Do this
Write the records out again, keeping each line exactly as it is.

Dataset items
+ + + + +
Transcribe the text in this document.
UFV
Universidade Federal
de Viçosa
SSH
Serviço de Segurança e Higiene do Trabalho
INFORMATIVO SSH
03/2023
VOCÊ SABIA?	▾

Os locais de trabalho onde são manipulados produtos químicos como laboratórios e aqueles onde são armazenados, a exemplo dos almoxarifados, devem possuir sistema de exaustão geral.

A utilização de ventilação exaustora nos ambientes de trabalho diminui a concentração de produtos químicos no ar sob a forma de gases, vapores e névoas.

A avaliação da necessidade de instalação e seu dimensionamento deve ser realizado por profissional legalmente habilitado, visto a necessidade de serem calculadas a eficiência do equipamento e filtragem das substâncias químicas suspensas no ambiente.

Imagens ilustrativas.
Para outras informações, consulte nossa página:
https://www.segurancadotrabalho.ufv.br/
+ + + + +
Expected answer
Transcribe the text in this document.
UFV
Universidade Federal
de Viçosa
SSH
Serviço de Segurança e Higiene do Trabalho
INFORMATIVO SSH
03/2023
VOCÊ SABIA?	▾

Os locais de trabalho onde são manipulados produtos químicos como laboratórios e aqueles onde são armazenados, a exemplo dos almoxarifados, devem possuir sistema de exaustão geral.

A utilização de ventilação exaustora nos ambientes de trabalho diminui a concentração de produtos químicos no ar sob a forma de gases, vapores e névoas.

A avaliação da necessidade de instalação e seu dimensionamento deve ser realizado por profissional legalmente habilitado, visto a necessidade de serem calculadas a eficiência do equipamento e filtragem das substâncias químicas suspensas no ambiente.

Imagens ilustrativas.
Para outras informações, consulte nossa página:
https://www.segurancadotrabalho.ufv.br/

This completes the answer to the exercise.